Texto do documento —
== == ==
A empreendedora, que pegou R$ 1.500 emprestados com um conhecido para investir nas vendas, conta que também já traçou suas estratégias para lucrar. “Um parente que tem restaurante vai me fornecer o gelo, o que já diminui bastante os gastos, e também vou contar com a ajuda da minha irmã nos dias mais intensos da festa. Ainda não sei quanto vou lucrar, por ser minha primeira vez, mas quero arregaçar as mangas e fazer muito dinheiro”, garante. 

Plano B

Em meio a tantas expectativas, há quem lamente por ficar fora da festa. É o caso da bartender Adrielle Magalhães, que foi ambulante nos últimos dois carnavais e já havia investido cerca de R$ 2 mil em produtos. Após seu carro apresentar problemas, desistiu de faturar no Carnaval e, agora, usa o grupo do WhatsApp para tentar recuperar o prejuízo.
== == ==
Informações fornecidas —
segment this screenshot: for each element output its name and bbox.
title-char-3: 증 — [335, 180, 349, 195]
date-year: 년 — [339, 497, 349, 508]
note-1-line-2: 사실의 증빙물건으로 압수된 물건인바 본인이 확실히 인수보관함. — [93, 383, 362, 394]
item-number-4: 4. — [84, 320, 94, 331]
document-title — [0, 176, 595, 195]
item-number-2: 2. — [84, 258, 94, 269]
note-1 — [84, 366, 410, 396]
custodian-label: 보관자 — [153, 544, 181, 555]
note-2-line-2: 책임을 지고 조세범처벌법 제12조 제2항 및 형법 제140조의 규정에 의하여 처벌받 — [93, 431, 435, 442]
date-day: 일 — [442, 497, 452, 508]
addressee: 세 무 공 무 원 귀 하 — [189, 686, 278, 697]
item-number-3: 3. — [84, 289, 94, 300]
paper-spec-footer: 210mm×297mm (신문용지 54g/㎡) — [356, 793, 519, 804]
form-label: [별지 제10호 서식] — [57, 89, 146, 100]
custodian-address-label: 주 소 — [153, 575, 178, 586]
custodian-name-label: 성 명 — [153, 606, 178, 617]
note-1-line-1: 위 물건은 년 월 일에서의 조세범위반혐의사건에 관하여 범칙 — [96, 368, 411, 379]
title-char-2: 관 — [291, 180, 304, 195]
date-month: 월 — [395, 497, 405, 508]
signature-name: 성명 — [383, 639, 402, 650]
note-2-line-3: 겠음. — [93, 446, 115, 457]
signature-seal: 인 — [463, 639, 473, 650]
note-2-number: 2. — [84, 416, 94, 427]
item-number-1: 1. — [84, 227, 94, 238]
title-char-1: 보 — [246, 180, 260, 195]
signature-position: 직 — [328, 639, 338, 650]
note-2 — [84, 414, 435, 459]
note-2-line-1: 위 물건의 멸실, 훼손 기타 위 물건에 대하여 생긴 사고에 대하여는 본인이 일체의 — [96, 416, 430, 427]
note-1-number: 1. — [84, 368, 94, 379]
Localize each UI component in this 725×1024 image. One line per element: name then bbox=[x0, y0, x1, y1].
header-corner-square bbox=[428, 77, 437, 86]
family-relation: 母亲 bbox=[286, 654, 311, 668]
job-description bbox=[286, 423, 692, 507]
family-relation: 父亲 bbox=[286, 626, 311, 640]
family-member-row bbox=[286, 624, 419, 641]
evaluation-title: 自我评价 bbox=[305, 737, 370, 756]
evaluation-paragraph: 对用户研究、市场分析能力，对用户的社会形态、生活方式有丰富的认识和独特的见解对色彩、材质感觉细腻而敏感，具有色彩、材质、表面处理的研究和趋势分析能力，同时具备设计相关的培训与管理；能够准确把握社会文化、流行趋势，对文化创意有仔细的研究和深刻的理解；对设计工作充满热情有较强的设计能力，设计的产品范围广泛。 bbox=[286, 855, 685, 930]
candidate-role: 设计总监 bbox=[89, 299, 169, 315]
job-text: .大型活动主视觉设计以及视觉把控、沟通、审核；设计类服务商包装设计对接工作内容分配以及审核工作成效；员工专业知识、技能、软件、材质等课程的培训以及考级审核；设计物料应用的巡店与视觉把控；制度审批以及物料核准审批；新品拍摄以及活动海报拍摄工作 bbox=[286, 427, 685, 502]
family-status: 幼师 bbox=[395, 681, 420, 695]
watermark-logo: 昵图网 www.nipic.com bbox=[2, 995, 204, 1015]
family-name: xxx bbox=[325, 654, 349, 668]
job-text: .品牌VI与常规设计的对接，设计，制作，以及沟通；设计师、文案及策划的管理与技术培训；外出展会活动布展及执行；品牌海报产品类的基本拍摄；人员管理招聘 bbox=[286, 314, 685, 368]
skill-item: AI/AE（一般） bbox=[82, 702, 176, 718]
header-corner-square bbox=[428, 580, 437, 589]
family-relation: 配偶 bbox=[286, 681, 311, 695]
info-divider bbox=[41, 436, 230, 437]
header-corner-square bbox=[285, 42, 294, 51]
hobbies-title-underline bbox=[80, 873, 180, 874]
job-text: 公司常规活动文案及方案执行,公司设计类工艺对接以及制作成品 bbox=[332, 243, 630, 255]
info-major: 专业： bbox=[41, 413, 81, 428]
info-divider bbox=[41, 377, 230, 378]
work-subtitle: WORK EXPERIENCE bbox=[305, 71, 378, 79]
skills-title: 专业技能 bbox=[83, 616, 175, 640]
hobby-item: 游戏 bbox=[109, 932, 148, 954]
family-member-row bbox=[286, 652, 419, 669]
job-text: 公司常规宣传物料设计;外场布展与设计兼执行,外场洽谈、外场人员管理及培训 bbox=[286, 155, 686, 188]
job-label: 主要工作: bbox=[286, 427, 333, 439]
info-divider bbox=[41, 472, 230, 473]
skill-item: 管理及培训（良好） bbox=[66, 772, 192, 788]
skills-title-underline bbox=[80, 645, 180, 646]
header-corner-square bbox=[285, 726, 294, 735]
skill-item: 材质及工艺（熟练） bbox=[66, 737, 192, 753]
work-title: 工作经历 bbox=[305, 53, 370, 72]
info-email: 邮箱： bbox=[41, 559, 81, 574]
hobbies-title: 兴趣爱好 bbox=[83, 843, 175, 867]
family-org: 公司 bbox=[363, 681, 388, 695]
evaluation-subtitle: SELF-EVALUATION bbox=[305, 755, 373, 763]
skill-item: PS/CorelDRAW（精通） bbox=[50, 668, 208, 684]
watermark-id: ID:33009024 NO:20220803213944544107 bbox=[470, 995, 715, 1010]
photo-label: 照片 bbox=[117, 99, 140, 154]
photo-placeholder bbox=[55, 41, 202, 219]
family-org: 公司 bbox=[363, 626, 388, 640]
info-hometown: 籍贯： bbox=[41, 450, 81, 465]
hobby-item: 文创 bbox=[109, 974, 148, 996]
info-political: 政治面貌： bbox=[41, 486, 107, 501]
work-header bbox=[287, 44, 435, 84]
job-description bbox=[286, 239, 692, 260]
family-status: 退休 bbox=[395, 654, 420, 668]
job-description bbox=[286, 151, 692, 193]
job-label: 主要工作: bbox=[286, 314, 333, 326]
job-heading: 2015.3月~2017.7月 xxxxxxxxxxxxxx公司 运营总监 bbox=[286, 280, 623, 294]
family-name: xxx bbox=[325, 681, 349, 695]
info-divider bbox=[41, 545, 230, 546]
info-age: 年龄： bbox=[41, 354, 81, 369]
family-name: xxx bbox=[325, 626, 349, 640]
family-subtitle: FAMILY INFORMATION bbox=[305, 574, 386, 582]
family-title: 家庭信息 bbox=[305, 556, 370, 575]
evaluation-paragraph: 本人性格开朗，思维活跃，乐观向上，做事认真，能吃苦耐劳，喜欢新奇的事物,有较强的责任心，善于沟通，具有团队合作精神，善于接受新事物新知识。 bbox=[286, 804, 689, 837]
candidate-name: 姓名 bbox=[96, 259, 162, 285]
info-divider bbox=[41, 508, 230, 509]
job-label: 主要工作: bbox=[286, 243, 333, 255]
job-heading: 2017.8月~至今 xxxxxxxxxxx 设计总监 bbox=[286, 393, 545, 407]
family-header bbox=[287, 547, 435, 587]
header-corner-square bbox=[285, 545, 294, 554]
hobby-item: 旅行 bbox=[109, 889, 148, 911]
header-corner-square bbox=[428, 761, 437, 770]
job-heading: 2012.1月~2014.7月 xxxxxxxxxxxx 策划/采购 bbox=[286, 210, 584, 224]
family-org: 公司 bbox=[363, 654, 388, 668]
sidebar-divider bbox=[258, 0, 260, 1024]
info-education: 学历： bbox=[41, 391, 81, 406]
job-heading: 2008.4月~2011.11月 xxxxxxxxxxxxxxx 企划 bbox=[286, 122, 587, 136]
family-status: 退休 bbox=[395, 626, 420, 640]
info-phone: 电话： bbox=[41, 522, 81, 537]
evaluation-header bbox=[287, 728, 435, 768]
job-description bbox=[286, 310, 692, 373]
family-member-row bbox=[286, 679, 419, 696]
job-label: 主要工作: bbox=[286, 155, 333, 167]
== == ==
Ordem de serviço 1 —
No texto sobre os ambulantes do Carnaval, por que a bartender Adrielle Magalhães desistiu de faturar no Carnaval?
Ordem de serviço 2 —
Prossiga com o texto sobre os ambulantes do Carnaval a partir da última frase apresentada.
Os itens não desempenham papel algum nesta atividade.

Resposta escrita 1 —
Porque seu carro apresentou problemas.

Resposta escrita 2 —
“Já consegui vender quase tudo, a única cerveja que ainda está encalhada é a Heineken, acho que a galera está um pouco receosa por conta da decisão da Ambev. A vantagem é que comprei tudo ao longo do último ano e aproveitando promoções, então não tem sido difícil repassar o material por um preço atrativo”, conta. 

Ela, que lucrou mais de R$ 4 mil no ano passado, lamenta não poder sair às ruas com seu carrinho neste ano - uma vez que as expectativas eram boas. “Como o número de ambulantes diminuiu neste ano, eu esperava um resultado melhor em 2025. Ano que vem estarei de volta, vale a pena.”

Segundo a PBH, o número de vendedores autorizados diminuiu de 21 mil para 11.600 do ano passado para esse.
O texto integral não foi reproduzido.